[start]

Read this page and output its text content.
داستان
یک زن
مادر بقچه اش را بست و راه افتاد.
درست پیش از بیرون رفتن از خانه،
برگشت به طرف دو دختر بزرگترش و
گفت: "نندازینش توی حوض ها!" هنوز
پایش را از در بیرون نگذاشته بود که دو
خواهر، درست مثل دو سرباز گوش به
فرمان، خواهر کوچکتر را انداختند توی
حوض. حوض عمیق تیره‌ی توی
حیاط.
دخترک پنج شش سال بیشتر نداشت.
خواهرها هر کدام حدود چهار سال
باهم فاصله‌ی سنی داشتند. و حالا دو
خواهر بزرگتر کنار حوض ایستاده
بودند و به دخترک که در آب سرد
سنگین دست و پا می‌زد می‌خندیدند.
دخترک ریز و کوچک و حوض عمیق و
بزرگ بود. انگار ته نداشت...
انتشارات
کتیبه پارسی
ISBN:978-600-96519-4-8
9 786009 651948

[end]

• [AIM]: Extract each line from the listing above, please, and repeat it exactly.

• [RESULT OF THE TASK]:
Read this page and output its text content.
داستان
یک زن
مادر بقچه اش را بست و راه افتاد.
درست پیش از بیرون رفتن از خانه،
برگشت به طرف دو دختر بزرگترش و
گفت: "نندازینش توی حوض ها!" هنوز
پایش را از در بیرون نگذاشته بود که دو
خواهر، درست مثل دو سرباز گوش به
فرمان، خواهر کوچکتر را انداختند توی
حوض. حوض عمیق تیره‌ی توی
حیاط.
دخترک پنج شش سال بیشتر نداشت.
خواهرها هر کدام حدود چهار سال
باهم فاصله‌ی سنی داشتند. و حالا دو
خواهر بزرگتر کنار حوض ایستاده
بودند و به دخترک که در آب سرد
سنگین دست و پا می‌زد می‌خندیدند.
دخترک ریز و کوچک و حوض عمیق و
بزرگ بود. انگار ته نداشت...
انتشارات
کتیبه پارسی
ISBN:978-600-96519-4-8
9 786009 651948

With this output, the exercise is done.